** START OF RECORDS SHOWN **

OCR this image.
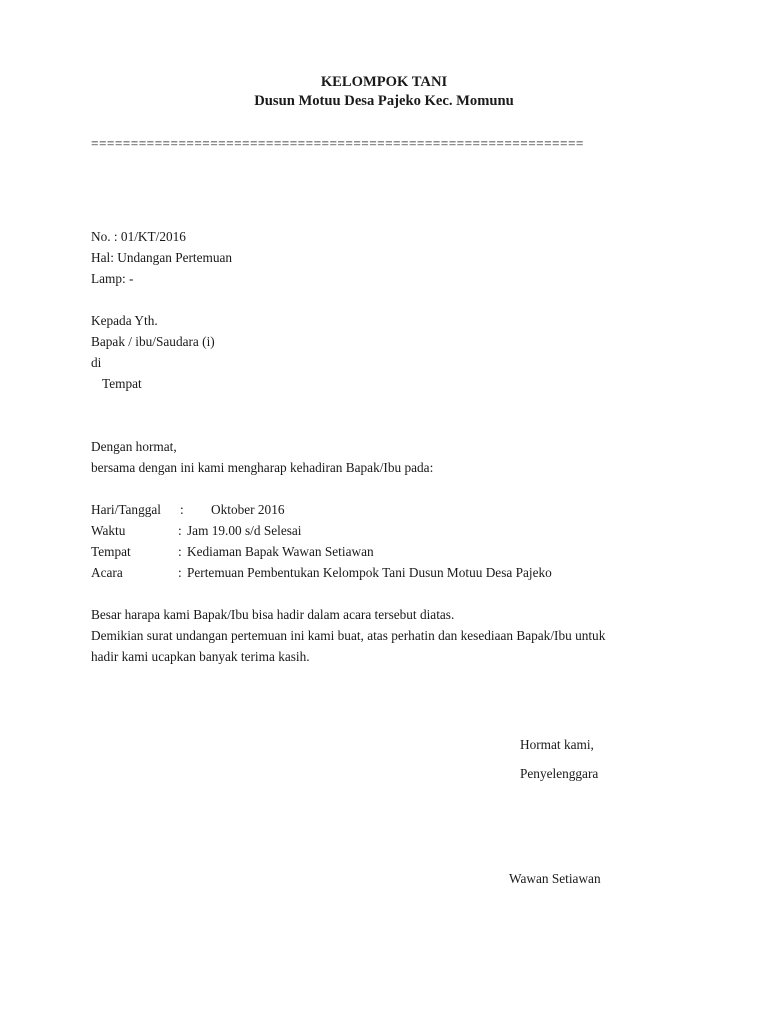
KELOMPOK TANI
Dusun Motuu Desa Pajeko Kec. Momunu
==============================================================
No. : 01/KT/2016
Hal: Undangan Pertemuan
Lamp: -
Kepada Yth.
Bapak / ibu/Saudara (i)
di
Tempat
Dengan hormat,
bersama dengan ini kami mengharap kehadiran Bapak/Ibu pada:
Hari/Tanggal : Oktober 2016
Waktu	: Jam 19.00 s/d Selesai
Tempat	: Kediaman Bapak Wawan Setiawan
Acara	: Pertemuan Pembentukan Kelompok Tani Dusun Motuu Desa Pajeko
Besar harapa kami Bapak/Ibu bisa hadir dalam acara tersebut diatas.
Demikian surat undangan pertemuan ini kami buat, atas perhatin dan kesediaan Bapak/Ibu untuk
hadir kami ucapkan banyak terima kasih.
Hormat kami,
Penyelenggara
Wawan Setiawan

** END OF RECORDS SHOWN **

» EXERCISE GOAL
In the listing, find every line containing the word "Wawan" and list it.

» RESPONSE TO THE EXERCISE
Tempat	: Kediaman Bapak Wawan Setiawan
Wawan Setiawan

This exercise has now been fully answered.